## What the task asks:
Skip the pictures and repeat each line of the data exactly.

## Source material:
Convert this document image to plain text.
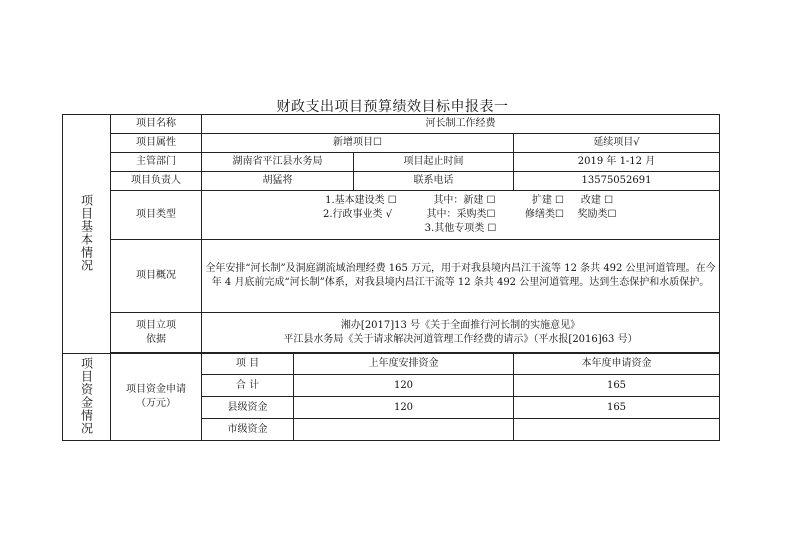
财政支出项目预算绩效目标申报表一
项目基本情况	项目名称	河长制工作经费			
	项目属性	新增项目☐			延续项目√
	主管部门	湖南省平江县水务局		项目起止时间	2019 年 1-12 月
	项目负责人	胡猛将		联系电话	13575052691
	项目类型	1.基本建设类 ☐ 其中：新建 ☐ 扩建 ☐ 改建 ☐
2.行政事业类 √ 其中：采购类☐ 修缮类☐ 奖励类☐
3.其他专项类 ☐			

	项目概况	全年安排“河长制”及洞庭湖流域治理经费 165 万元，用于对我县境内昌江干流等 12 条共 492 公里河道管理。在今年 4 月底前完成“河长制”体系，对我县境内昌江干流等 12 条共 492 公里河道管理。达到生态保护和水质保护。			

	项目立项
依据	湘办[2017]13 号《关于全面推行河长制的实施意见》
平江县水务局《关于请求解决河道管理工作经费的请示》（平水报[2016]63 号）			

项目资金情况	项目资金申请
（万元）	项 目	上年度安排资金		本年度申请资金
		合 计	120		165
		县级资金	120		165
		市级资金			
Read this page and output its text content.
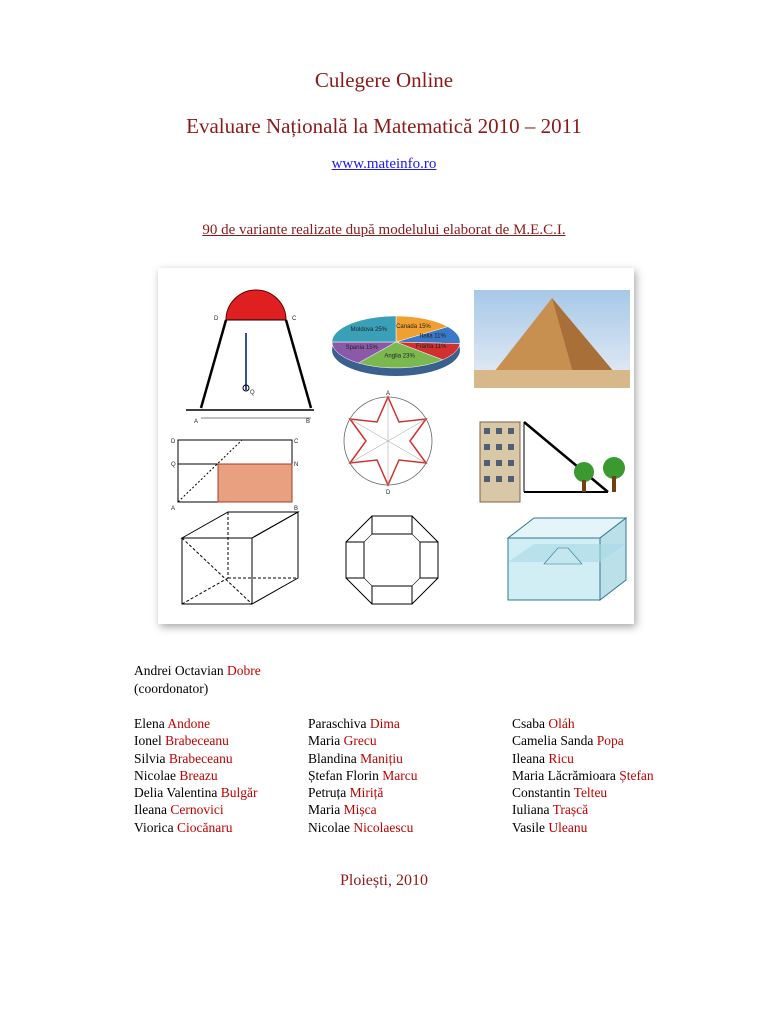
Culegere Online
Evaluare Națională la Matematică 2010 – 2011
www.mateinfo.ro
90 de variante realizate după modelului elaborat de M.E.C.I.
D	C
A	B
Q
Canada 15%
Italia 11%
Franta 11%
Anglia 23%
Spania 15%
Moldova 25%
D	C
Q	N
A	B
A
D
Andrei Octavian Dobre
(coordonator)
Elena Andone
Ionel Brabeceanu
Silvia Brabeceanu
Nicolae Breazu
Delia Valentina Bulgăr
Ileana Cernovici
Viorica Ciocănaru
Paraschiva Dima
Maria Grecu
Blandina Manițiu
Ștefan Florin Marcu
Petruța Miriță
Maria Mișca
Nicolae Nicolaescu
Csaba Oláh
Camelia Sanda Popa
Ileana Ricu
Maria Lăcrămioara Ștefan
Constantin Telteu
Iuliana Trașcă
Vasile Uleanu
Ploiești, 2010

## Answer for the task:
Convert this document image to plain text.
财政支出项目预算绩效目标申报表一
项目基本情况	项目名称	河长制工作经费			
	项目属性	新增项目☐			延续项目√
	主管部门	湖南省平江县水务局		项目起止时间	2019 年 1-12 月
	项目负责人	胡猛将		联系电话	13575052691
	项目类型	1.基本建设类 ☐ 其中：新建 ☐ 扩建 ☐ 改建 ☐
2.行政事业类 √ 其中：采购类☐ 修缮类☐ 奖励类☐
3.其他专项类 ☐			

	项目概况	全年安排“河长制”及洞庭湖流域治理经费 165 万元，用于对我县境内昌江干流等 12 条共 492 公里河道管理。在今年 4 月底前完成“河长制”体系，对我县境内昌江干流等 12 条共 492 公里河道管理。达到生态保护和水质保护。			

	项目立项
依据	湘办[2017]13 号《关于全面推行河长制的实施意见》
平江县水务局《关于请求解决河道管理工作经费的请示》（平水报[2016]63 号）			

项目资金情况	项目资金申请
（万元）	项 目	上年度安排资金		本年度申请资金
		合 计	120		165
		县级资金	120		165
		市级资金			
Read this page and output its text content.
Culegere Online
Evaluare Națională la Matematică 2010 – 2011
www.mateinfo.ro
90 de variante realizate după modelului elaborat de M.E.C.I.
D	C
A	B
Q
Canada 15%
Italia 11%
Franta 11%
Anglia 23%
Spania 15%
Moldova 25%
D	C
Q	N
A	B
A
D
Andrei Octavian Dobre
(coordonator)
Elena Andone
Ionel Brabeceanu
Silvia Brabeceanu
Nicolae Breazu
Delia Valentina Bulgăr
Ileana Cernovici
Viorica Ciocănaru
Paraschiva Dima
Maria Grecu
Blandina Manițiu
Ștefan Florin Marcu
Petruța Miriță
Maria Mișca
Nicolae Nicolaescu
Csaba Oláh
Camelia Sanda Popa
Ileana Ricu
Maria Lăcrămioara Ștefan
Constantin Telteu
Iuliana Trașcă
Vasile Uleanu
Ploiești, 2010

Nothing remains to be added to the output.